▶ [INPUT MATERIAL]
--- Start ---
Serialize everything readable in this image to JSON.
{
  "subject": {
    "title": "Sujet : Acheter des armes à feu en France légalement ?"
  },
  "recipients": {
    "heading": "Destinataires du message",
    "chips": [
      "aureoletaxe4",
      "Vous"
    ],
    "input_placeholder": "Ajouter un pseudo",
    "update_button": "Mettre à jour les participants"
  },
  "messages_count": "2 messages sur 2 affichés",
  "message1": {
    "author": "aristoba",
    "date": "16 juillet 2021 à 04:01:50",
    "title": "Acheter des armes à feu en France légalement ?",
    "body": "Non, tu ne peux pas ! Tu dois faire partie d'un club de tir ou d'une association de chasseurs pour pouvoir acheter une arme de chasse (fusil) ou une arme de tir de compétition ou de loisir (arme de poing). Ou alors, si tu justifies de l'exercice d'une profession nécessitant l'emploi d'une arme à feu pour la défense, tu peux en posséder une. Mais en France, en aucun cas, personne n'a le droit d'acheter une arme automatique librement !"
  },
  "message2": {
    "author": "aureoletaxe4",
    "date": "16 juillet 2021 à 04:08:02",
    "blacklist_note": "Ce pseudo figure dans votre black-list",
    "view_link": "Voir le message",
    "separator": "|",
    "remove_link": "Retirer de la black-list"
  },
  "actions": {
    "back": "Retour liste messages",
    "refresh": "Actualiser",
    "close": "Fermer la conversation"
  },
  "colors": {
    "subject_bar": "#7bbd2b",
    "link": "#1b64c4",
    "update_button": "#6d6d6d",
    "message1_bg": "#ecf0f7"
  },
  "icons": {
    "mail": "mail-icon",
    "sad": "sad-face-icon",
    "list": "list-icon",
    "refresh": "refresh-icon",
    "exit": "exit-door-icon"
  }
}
--- End ---
▶ [DO THIS]
Find the lines above that include the string "title" and copy them.

▶ [TASK ANSWER]
    "title": "Sujet : Acheter des armes à feu en France légalement ?"
    "title": "Acheter des armes à feu en France légalement ?",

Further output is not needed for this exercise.